[Data items]
☆ ☆ ☆ ☆ ☆ ☆ ☆

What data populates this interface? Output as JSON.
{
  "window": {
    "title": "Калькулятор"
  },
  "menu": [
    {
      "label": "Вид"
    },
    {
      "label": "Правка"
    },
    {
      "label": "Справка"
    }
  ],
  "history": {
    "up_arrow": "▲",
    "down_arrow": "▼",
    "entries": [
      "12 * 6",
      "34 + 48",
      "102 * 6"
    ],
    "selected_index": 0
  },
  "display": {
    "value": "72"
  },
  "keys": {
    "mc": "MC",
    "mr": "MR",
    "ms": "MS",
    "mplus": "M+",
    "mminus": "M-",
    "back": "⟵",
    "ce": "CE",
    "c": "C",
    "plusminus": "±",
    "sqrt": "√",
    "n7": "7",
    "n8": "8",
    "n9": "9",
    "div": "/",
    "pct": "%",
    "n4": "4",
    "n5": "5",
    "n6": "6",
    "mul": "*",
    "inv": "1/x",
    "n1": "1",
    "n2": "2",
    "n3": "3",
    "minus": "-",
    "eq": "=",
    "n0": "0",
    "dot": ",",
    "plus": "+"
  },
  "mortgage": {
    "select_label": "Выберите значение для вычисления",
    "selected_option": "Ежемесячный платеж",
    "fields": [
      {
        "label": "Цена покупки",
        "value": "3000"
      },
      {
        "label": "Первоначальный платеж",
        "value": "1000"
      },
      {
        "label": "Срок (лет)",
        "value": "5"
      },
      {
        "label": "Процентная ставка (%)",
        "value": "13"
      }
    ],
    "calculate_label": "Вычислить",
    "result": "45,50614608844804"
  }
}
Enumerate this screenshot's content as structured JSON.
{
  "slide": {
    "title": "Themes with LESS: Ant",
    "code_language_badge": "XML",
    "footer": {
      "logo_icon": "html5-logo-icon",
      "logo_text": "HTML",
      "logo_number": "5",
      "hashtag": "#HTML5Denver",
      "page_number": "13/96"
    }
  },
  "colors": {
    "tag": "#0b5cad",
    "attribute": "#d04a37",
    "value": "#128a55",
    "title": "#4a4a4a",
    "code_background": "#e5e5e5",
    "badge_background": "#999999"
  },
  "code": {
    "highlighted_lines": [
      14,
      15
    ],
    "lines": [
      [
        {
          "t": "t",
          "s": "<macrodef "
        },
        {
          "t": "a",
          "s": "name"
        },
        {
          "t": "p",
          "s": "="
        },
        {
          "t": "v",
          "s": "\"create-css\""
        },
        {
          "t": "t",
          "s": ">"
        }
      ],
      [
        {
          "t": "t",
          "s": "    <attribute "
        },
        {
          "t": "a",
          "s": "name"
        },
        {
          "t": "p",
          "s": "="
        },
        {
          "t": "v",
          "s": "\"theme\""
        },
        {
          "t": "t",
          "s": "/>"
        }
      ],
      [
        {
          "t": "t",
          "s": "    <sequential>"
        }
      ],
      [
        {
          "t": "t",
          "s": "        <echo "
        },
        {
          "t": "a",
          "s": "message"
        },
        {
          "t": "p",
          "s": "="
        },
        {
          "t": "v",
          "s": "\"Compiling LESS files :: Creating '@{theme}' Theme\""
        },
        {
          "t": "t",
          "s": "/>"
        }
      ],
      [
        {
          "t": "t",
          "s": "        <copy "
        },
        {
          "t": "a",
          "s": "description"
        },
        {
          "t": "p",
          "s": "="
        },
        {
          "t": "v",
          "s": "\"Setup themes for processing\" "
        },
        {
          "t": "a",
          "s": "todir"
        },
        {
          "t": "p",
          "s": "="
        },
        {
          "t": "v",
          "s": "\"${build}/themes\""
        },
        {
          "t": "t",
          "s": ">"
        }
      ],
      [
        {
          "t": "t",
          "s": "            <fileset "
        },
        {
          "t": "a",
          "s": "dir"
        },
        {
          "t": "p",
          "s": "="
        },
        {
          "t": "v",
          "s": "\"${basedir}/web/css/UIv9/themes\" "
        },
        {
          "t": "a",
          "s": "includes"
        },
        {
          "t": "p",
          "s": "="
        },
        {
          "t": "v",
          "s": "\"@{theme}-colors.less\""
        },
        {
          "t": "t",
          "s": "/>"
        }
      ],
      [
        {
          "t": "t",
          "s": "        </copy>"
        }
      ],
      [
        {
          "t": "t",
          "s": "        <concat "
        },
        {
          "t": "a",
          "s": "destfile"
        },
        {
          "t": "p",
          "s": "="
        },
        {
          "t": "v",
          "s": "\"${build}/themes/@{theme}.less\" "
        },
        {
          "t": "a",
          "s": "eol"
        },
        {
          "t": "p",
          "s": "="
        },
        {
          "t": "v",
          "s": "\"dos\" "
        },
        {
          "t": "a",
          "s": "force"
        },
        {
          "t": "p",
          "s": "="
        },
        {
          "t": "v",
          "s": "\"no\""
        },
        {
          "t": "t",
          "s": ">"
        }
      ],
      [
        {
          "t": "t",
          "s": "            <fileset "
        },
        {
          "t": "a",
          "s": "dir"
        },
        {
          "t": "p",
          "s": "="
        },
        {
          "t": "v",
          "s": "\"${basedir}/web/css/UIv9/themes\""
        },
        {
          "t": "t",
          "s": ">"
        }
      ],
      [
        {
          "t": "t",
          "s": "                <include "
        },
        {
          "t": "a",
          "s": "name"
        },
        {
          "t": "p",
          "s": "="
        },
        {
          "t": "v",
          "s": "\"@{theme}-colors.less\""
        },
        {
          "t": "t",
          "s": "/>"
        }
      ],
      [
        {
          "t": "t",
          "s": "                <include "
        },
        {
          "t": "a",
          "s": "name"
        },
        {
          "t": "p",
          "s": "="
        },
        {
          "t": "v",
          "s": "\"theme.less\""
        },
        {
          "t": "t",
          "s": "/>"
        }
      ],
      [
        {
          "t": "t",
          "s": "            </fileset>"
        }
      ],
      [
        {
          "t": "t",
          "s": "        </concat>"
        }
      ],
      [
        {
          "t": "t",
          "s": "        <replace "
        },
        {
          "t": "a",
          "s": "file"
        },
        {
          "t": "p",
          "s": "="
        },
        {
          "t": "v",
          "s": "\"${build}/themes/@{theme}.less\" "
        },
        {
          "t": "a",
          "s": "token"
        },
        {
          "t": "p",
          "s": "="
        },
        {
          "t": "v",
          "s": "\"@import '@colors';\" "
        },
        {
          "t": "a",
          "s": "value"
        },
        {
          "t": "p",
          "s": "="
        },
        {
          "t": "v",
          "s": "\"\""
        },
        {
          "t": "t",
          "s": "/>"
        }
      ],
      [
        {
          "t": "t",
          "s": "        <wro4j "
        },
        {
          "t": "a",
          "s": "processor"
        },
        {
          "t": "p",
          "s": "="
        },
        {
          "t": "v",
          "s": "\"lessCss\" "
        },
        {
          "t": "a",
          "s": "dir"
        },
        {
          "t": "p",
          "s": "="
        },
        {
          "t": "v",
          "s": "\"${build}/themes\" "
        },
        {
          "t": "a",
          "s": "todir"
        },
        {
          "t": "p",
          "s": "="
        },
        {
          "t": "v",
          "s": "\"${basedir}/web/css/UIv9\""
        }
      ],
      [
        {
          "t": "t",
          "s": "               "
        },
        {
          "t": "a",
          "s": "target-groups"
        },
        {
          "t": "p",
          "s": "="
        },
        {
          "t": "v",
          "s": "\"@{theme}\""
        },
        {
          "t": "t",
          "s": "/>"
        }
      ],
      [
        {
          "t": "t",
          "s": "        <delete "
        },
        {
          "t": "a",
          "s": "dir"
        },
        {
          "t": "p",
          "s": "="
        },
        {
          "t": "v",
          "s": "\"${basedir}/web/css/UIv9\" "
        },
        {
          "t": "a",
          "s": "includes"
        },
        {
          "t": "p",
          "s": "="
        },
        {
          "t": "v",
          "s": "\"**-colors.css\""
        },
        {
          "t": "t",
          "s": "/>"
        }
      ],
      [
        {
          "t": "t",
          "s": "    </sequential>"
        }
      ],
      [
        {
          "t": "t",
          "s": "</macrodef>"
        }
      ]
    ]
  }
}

☆ ☆ ☆ ☆ ☆ ☆ ☆

Problem description:
Choose all lines containing the string "title" and copy them out.

Result of this task:
    "title": "Калькулятор"
    "title": "Themes with LESS: Ant",
    "title": "#4a4a4a",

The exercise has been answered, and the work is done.